_What to do_
Find and copy lines holding "JSON".

_Dataset excerpts_
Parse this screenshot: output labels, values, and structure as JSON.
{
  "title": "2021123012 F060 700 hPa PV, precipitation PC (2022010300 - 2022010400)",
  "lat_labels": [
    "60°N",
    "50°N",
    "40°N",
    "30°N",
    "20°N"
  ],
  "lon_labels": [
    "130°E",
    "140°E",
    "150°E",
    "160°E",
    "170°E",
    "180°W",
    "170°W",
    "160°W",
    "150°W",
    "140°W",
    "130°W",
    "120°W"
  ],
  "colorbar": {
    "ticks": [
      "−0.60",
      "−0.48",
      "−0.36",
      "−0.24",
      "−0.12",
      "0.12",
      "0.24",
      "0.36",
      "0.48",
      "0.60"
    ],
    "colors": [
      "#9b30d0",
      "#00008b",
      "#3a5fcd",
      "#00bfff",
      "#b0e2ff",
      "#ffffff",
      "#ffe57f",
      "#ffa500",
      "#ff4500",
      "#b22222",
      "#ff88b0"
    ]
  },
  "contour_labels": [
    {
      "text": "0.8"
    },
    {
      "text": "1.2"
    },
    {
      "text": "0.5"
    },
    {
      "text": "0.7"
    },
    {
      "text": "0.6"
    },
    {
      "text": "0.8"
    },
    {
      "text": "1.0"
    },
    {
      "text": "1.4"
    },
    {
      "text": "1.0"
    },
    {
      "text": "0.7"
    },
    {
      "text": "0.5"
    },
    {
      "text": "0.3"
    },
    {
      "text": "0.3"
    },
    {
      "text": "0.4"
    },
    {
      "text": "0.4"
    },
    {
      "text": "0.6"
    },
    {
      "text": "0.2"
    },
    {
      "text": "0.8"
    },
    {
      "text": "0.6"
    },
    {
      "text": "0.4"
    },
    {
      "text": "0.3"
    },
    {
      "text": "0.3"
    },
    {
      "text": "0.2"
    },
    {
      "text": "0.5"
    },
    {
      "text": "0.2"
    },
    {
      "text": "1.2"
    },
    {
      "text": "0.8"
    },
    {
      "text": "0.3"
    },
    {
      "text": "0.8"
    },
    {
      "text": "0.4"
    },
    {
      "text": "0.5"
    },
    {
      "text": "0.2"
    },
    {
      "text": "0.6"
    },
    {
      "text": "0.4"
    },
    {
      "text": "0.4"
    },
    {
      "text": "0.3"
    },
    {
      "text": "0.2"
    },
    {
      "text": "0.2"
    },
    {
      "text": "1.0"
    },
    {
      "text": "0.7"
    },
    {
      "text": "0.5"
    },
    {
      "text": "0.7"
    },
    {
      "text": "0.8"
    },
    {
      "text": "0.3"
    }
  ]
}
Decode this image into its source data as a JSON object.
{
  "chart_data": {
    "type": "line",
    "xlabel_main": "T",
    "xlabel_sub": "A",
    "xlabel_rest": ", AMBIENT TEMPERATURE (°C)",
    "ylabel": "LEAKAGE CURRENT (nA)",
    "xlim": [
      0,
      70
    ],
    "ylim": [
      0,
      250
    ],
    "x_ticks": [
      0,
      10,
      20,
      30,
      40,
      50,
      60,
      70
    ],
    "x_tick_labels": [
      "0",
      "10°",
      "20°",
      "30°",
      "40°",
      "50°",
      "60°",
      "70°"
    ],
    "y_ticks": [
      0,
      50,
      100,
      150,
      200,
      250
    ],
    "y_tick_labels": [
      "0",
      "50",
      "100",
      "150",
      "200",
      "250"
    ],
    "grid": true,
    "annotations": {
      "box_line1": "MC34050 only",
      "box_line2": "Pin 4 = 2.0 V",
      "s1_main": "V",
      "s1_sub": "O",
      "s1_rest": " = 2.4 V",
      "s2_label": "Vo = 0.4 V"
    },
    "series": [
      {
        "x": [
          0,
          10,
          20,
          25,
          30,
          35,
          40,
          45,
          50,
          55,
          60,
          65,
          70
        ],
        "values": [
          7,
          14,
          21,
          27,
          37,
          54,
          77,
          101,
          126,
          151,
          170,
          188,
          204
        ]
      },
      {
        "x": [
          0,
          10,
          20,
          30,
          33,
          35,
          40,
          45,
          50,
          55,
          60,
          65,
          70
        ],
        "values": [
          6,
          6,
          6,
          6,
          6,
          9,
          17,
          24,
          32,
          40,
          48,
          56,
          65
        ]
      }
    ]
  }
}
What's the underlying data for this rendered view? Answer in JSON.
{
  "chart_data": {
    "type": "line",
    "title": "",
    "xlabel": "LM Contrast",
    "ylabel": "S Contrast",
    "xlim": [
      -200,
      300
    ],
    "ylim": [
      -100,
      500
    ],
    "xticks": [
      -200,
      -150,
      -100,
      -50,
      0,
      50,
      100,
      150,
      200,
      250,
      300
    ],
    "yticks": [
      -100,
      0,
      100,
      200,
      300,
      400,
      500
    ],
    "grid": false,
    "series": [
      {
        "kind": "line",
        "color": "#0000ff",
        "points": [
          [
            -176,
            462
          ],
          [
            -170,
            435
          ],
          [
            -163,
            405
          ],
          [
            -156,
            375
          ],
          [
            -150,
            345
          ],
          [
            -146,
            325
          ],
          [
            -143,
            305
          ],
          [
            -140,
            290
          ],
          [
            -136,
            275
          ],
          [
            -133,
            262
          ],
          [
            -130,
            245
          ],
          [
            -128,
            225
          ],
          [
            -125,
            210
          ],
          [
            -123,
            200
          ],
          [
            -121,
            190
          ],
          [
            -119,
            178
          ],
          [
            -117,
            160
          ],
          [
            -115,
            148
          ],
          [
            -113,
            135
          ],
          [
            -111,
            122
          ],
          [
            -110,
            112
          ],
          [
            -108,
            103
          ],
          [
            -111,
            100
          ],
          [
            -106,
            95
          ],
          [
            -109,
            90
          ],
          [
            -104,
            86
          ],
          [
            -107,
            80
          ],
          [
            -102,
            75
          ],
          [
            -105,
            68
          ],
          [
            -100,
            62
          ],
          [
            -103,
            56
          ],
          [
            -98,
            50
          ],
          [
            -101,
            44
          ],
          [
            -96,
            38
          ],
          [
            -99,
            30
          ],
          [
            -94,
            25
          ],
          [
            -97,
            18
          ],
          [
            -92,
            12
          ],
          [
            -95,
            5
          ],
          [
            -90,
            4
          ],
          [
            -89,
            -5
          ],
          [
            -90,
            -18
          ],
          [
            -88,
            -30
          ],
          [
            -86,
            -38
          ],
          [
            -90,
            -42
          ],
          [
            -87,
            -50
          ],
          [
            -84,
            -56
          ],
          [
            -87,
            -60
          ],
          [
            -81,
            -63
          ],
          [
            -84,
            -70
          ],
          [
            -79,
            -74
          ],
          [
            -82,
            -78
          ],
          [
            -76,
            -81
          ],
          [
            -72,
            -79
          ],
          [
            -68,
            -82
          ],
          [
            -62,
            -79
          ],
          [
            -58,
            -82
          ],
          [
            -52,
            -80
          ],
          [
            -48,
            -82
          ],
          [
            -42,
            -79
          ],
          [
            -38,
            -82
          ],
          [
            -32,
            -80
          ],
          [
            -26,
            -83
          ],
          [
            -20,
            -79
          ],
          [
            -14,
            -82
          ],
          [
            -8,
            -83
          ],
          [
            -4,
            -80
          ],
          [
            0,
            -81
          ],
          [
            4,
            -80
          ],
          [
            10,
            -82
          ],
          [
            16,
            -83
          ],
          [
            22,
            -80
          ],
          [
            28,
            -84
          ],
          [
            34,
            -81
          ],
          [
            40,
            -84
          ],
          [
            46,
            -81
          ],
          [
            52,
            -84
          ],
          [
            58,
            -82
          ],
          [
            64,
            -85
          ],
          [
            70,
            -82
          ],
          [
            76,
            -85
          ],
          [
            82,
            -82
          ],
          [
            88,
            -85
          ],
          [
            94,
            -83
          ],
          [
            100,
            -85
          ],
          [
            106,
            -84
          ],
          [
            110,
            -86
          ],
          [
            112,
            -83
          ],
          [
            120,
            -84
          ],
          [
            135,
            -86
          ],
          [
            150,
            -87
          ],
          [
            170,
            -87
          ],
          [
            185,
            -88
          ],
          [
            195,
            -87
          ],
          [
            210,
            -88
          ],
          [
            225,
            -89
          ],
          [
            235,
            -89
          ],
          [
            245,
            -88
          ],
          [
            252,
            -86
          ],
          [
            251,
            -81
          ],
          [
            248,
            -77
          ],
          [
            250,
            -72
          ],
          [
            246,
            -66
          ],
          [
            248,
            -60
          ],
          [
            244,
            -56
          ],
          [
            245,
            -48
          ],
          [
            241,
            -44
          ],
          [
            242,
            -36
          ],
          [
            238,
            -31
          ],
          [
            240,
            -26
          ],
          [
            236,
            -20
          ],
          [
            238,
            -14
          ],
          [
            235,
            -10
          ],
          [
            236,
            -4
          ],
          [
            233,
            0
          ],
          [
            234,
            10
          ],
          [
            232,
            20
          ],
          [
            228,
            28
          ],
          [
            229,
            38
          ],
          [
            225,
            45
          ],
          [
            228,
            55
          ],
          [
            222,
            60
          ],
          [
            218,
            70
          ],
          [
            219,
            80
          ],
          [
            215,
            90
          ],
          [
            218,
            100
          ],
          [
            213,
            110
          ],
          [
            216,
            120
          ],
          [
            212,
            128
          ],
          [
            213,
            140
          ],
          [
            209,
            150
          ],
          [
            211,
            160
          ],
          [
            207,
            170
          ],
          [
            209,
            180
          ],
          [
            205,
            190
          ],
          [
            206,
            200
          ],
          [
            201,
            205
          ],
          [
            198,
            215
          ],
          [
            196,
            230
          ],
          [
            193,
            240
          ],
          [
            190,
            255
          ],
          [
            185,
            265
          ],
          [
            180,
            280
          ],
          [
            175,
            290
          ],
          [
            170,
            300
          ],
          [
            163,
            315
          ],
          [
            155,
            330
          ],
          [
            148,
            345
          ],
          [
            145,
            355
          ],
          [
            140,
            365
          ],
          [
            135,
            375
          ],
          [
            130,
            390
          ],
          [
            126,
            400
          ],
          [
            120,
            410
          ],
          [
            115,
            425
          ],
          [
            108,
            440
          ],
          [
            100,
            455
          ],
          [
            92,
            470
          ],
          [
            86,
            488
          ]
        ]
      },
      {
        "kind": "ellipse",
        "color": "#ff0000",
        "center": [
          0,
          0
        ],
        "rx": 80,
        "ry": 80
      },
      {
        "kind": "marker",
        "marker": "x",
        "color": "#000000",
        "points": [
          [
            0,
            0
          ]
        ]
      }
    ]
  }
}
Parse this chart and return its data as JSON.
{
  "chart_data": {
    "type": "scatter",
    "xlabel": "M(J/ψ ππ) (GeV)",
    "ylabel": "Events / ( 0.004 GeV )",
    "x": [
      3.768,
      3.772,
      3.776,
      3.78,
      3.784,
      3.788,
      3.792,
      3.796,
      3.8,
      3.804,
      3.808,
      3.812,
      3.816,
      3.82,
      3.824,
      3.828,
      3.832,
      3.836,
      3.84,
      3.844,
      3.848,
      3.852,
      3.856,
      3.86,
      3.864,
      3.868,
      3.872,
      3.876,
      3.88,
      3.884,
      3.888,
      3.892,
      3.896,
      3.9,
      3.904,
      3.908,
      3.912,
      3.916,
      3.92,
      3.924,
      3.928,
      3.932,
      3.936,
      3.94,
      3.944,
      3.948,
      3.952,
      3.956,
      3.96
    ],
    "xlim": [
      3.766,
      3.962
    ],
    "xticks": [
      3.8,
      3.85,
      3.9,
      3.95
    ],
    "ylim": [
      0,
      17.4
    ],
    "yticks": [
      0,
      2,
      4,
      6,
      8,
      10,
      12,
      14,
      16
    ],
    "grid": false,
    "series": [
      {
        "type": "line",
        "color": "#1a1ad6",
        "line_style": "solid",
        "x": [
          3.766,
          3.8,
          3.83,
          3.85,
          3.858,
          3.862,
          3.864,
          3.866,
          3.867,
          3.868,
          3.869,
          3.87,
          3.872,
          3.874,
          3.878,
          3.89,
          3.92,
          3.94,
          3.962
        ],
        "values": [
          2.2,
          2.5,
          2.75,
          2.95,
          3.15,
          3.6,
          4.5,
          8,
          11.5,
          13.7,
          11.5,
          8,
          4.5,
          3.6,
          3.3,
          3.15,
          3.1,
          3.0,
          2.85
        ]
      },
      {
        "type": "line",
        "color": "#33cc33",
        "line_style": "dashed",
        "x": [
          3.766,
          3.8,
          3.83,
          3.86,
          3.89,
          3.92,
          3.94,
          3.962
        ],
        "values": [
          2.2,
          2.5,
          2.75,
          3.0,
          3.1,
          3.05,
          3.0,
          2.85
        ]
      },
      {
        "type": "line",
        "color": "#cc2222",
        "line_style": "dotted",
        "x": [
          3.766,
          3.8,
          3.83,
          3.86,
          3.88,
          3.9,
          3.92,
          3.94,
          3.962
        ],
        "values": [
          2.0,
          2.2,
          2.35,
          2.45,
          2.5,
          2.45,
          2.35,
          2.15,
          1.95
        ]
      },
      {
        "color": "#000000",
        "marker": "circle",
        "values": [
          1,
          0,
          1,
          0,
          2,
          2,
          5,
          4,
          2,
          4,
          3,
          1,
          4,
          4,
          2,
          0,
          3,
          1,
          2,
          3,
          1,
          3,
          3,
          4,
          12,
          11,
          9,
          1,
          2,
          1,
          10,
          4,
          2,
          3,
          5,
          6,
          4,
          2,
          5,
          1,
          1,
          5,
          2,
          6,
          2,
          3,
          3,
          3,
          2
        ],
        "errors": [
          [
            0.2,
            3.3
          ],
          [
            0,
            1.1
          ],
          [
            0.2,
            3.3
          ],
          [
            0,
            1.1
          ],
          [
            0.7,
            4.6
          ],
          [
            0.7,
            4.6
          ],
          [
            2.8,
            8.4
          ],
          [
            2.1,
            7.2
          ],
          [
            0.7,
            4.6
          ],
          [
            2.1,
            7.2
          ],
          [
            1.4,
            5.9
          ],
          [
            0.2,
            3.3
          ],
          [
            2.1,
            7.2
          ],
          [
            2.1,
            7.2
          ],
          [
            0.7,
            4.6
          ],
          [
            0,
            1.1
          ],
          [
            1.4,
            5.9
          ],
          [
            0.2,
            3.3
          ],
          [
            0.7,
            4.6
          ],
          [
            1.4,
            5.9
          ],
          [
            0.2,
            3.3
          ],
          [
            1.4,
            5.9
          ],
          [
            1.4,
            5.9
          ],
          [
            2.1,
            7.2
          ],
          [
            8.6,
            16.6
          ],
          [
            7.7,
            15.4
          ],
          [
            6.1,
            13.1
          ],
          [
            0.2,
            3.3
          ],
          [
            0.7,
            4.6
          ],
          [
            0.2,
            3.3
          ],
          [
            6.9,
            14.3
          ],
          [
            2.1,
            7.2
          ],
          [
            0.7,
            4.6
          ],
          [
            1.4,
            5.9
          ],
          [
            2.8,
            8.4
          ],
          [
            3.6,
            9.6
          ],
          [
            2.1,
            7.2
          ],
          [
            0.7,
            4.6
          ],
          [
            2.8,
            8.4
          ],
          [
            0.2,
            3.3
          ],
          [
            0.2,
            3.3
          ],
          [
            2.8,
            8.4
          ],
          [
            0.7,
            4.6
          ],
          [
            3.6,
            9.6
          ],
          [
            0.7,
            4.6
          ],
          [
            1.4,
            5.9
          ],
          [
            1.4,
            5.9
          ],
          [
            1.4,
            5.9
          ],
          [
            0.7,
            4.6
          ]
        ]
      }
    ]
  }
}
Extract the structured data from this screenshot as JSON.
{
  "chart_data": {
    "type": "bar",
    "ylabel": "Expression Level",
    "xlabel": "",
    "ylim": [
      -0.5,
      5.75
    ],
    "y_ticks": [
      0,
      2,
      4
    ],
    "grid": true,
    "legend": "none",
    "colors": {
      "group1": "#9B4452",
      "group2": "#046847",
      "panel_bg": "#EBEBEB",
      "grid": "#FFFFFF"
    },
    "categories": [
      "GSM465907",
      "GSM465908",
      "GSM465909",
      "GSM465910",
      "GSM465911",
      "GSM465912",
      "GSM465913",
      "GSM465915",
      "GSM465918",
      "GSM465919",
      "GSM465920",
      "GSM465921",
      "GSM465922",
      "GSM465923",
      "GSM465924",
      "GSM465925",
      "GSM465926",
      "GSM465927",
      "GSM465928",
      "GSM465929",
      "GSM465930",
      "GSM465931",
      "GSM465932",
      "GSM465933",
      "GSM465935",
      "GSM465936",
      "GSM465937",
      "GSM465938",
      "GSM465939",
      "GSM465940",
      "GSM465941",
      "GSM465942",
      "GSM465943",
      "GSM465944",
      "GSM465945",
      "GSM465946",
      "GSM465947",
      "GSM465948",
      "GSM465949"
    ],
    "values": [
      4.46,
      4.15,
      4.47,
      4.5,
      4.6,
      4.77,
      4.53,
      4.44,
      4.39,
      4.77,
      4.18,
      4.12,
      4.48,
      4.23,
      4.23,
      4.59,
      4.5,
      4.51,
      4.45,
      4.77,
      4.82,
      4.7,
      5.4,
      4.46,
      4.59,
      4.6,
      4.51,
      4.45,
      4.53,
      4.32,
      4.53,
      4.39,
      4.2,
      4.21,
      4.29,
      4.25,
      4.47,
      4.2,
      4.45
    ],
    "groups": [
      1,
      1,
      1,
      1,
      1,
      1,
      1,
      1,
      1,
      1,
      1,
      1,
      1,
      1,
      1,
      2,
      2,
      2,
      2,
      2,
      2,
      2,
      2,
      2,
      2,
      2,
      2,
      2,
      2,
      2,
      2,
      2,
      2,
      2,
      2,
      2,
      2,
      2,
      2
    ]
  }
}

_Problem solution_
Parse this screenshot: output labels, values, and structure as JSON.
Decode this image into its source data as a JSON object.
What's the underlying data for this rendered view? Answer in JSON.
Parse this chart and return its data as JSON.
Extract the structured data from this screenshot as JSON.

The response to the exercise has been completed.